#### [Available records]
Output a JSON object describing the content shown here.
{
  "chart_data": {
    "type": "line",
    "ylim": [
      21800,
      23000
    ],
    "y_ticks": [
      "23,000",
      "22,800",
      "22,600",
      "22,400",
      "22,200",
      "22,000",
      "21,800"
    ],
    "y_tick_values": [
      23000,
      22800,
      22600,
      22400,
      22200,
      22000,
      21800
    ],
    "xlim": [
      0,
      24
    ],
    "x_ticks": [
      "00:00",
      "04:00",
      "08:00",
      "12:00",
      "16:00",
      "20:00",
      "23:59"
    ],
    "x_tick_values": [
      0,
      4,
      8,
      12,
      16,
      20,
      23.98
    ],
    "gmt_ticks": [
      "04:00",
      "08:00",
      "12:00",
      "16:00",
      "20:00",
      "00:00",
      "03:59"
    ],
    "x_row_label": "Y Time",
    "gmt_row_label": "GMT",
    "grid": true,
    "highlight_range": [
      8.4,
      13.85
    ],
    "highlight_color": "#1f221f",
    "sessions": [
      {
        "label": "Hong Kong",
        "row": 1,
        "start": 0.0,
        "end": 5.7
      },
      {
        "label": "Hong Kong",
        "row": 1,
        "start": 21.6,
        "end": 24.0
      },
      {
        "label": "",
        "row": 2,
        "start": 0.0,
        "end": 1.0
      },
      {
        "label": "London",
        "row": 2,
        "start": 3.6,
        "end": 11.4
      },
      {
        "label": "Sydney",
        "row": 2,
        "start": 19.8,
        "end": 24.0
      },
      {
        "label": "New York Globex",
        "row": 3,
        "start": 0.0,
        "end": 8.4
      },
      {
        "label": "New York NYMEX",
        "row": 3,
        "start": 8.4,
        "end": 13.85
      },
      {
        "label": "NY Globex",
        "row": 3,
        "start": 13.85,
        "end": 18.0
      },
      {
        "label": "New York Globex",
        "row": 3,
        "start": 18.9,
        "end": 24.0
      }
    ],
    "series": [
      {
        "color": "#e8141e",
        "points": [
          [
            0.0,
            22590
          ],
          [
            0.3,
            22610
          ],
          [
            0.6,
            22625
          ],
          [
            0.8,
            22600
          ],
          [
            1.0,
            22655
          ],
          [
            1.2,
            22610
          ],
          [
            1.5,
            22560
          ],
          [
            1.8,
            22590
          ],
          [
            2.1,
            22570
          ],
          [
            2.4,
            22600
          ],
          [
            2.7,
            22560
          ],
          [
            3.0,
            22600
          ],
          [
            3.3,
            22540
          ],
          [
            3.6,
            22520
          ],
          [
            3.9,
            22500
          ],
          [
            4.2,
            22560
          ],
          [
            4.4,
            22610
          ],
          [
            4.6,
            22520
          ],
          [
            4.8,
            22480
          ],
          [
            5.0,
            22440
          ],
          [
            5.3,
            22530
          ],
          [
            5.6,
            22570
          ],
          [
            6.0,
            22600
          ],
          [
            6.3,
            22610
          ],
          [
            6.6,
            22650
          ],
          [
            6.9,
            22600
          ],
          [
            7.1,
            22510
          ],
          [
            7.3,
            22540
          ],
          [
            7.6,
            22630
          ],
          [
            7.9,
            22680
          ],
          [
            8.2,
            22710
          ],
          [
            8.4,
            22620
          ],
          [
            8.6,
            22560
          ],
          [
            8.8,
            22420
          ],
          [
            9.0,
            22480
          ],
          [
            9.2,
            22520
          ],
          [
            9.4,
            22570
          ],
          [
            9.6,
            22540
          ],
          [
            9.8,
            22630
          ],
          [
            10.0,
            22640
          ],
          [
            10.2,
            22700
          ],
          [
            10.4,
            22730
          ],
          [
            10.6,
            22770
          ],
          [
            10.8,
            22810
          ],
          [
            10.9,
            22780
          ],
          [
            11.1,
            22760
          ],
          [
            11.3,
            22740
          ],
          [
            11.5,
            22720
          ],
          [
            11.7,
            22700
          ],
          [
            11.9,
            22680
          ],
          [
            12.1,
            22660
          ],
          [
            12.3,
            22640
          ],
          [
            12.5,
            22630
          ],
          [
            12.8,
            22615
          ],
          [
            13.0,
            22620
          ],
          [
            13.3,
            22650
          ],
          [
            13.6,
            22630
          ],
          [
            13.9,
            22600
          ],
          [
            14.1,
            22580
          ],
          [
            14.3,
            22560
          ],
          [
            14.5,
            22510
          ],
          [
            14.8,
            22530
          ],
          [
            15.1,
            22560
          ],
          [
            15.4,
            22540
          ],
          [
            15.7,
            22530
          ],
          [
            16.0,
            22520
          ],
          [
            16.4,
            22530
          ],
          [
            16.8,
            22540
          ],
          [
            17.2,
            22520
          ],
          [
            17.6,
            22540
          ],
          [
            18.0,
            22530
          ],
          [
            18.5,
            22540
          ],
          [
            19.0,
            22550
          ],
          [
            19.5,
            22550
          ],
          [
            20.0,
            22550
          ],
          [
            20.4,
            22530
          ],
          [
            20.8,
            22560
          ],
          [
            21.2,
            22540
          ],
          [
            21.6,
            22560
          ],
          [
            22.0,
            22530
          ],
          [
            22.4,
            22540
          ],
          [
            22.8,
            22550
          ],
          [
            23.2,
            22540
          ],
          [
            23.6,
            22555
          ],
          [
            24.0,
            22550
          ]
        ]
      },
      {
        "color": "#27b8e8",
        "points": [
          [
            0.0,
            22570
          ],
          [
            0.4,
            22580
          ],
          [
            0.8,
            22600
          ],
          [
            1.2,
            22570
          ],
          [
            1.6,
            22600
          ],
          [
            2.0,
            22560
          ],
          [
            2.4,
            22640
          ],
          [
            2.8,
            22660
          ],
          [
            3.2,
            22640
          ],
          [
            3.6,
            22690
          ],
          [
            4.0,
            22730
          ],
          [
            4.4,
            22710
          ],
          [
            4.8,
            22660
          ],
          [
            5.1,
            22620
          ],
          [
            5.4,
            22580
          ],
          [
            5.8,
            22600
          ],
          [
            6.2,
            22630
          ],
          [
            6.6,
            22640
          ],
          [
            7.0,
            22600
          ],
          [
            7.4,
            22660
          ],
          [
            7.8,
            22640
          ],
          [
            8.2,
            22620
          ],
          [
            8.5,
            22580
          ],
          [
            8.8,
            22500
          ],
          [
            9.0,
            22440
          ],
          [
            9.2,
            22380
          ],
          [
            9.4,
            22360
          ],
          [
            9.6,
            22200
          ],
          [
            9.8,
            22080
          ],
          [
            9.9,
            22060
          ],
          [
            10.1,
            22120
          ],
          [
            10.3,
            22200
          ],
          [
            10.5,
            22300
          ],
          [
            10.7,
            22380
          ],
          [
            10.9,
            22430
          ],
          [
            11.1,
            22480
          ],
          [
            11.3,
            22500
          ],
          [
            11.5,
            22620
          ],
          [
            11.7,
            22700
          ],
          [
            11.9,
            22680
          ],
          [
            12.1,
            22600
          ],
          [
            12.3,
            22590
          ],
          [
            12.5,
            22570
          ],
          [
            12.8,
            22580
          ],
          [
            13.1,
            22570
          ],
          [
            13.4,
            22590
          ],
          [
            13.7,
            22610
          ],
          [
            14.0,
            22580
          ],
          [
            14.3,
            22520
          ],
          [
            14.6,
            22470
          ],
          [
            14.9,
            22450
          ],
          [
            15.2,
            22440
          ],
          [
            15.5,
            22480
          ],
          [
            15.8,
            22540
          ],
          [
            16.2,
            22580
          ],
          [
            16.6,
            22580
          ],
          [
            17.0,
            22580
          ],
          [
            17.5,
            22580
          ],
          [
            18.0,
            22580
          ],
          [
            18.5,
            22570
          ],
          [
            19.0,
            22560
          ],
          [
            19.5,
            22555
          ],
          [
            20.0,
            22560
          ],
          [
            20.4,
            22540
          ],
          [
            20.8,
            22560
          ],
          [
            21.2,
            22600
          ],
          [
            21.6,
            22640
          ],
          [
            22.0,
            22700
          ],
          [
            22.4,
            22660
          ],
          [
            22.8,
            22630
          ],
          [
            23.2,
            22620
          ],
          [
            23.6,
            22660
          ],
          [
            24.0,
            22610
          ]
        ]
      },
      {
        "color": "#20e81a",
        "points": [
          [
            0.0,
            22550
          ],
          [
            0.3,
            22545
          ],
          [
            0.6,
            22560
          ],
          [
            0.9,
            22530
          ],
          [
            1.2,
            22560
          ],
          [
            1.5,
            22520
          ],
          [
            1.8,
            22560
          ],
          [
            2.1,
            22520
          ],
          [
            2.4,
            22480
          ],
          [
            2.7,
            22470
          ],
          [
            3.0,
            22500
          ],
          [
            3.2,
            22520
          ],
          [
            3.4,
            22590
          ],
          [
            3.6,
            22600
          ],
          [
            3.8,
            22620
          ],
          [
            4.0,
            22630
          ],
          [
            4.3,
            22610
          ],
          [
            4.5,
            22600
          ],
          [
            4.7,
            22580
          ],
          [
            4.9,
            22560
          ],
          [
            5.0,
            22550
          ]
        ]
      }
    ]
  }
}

#### [Short exercise]
Identify the lines that hold the word "start". Copy every one of them.

#### [Completed task]
        "start": 0.0,
        "start": 21.6,
        "start": 0.0,
        "start": 3.6,
        "start": 19.8,
        "start": 0.0,
        "start": 8.4,
        "start": 13.85,
        "start": 18.9,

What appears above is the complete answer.